(THE REQUEST): Return every line of the material exactly.

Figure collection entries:
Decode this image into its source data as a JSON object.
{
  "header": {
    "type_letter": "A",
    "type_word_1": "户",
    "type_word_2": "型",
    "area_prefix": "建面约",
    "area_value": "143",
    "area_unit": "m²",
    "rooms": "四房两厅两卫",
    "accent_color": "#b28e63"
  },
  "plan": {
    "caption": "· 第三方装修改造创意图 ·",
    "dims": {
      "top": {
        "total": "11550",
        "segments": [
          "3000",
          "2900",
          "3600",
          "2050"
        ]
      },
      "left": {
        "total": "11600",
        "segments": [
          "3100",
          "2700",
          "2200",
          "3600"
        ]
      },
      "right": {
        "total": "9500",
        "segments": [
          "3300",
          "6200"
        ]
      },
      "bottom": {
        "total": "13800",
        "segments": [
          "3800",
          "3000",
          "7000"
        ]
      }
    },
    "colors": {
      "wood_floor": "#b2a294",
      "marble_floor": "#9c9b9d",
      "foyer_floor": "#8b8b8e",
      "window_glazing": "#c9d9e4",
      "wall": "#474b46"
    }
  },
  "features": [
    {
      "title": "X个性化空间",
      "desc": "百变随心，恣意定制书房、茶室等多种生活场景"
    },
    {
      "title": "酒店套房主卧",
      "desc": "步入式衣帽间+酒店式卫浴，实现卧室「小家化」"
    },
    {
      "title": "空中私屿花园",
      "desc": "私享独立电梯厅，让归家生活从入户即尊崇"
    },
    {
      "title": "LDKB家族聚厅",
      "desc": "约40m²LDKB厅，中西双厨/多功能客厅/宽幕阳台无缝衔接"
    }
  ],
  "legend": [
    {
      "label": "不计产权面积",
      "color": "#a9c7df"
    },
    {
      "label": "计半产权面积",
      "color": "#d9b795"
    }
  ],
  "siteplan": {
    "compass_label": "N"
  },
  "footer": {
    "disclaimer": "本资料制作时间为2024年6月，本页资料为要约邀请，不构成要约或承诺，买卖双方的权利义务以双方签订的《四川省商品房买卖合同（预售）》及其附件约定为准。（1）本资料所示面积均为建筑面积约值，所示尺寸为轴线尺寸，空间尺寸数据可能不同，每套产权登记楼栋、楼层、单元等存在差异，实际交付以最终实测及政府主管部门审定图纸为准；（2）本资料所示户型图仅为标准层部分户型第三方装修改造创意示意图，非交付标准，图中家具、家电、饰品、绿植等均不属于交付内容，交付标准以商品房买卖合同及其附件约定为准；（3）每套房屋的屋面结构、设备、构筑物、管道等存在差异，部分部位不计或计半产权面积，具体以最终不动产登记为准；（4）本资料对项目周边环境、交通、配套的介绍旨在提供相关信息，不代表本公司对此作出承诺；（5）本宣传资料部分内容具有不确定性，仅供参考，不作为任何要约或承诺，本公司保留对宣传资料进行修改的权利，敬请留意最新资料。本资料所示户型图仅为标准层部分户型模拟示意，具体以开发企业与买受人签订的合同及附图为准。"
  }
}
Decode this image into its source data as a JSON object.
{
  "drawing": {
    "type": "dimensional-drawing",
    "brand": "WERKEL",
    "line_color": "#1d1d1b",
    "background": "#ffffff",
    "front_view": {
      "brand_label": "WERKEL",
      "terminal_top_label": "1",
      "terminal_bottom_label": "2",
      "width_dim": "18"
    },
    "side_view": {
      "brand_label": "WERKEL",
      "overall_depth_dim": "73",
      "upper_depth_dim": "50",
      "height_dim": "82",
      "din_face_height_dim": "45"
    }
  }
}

(ANSWER):
Decode this image into its source data as a JSON object.
{
  "header": {
    "type_letter": "A",
    "type_word_1": "户",
    "type_word_2": "型",
    "area_prefix": "建面约",
    "area_value": "143",
    "area_unit": "m²",
    "rooms": "四房两厅两卫",
    "accent_color": "#b28e63"
  },
  "plan": {
    "caption": "· 第三方装修改造创意图 ·",
    "dims": {
      "top": {
        "total": "11550",
        "segments": [
          "3000",
          "2900",
          "3600",
          "2050"
        ]
      },
      "left": {
        "total": "11600",
        "segments": [
          "3100",
          "2700",
          "2200",
          "3600"
        ]
      },
      "right": {
        "total": "9500",
        "segments": [
          "3300",
          "6200"
        ]
      },
      "bottom": {
        "total": "13800",
        "segments": [
          "3800",
          "3000",
          "7000"
        ]
      }
    },
    "colors": {
      "wood_floor": "#b2a294",
      "marble_floor": "#9c9b9d",
      "foyer_floor": "#8b8b8e",
      "window_glazing": "#c9d9e4",
      "wall": "#474b46"
    }
  },
  "features": [
    {
      "title": "X个性化空间",
      "desc": "百变随心，恣意定制书房、茶室等多种生活场景"
    },
    {
      "title": "酒店套房主卧",
      "desc": "步入式衣帽间+酒店式卫浴，实现卧室「小家化」"
    },
    {
      "title": "空中私屿花园",
      "desc": "私享独立电梯厅，让归家生活从入户即尊崇"
    },
    {
      "title": "LDKB家族聚厅",
      "desc": "约40m²LDKB厅，中西双厨/多功能客厅/宽幕阳台无缝衔接"
    }
  ],
  "legend": [
    {
      "label": "不计产权面积",
      "color": "#a9c7df"
    },
    {
      "label": "计半产权面积",
      "color": "#d9b795"
    }
  ],
  "siteplan": {
    "compass_label": "N"
  },
  "footer": {
    "disclaimer": "本资料制作时间为2024年6月，本页资料为要约邀请，不构成要约或承诺，买卖双方的权利义务以双方签订的《四川省商品房买卖合同（预售）》及其附件约定为准。（1）本资料所示面积均为建筑面积约值，所示尺寸为轴线尺寸，空间尺寸数据可能不同，每套产权登记楼栋、楼层、单元等存在差异，实际交付以最终实测及政府主管部门审定图纸为准；（2）本资料所示户型图仅为标准层部分户型第三方装修改造创意示意图，非交付标准，图中家具、家电、饰品、绿植等均不属于交付内容，交付标准以商品房买卖合同及其附件约定为准；（3）每套房屋的屋面结构、设备、构筑物、管道等存在差异，部分部位不计或计半产权面积，具体以最终不动产登记为准；（4）本资料对项目周边环境、交通、配套的介绍旨在提供相关信息，不代表本公司对此作出承诺；（5）本宣传资料部分内容具有不确定性，仅供参考，不作为任何要约或承诺，本公司保留对宣传资料进行修改的权利，敬请留意最新资料。本资料所示户型图仅为标准层部分户型模拟示意，具体以开发企业与买受人签订的合同及附图为准。"
  }
}
Decode this image into its source data as a JSON object.
{
  "drawing": {
    "type": "dimensional-drawing",
    "brand": "WERKEL",
    "line_color": "#1d1d1b",
    "background": "#ffffff",
    "front_view": {
      "brand_label": "WERKEL",
      "terminal_top_label": "1",
      "terminal_bottom_label": "2",
      "width_dim": "18"
    },
    "side_view": {
      "brand_label": "WERKEL",
      "overall_depth_dim": "73",
      "upper_depth_dim": "50",
      "height_dim": "82",
      "din_face_height_dim": "45"
    }
  }
}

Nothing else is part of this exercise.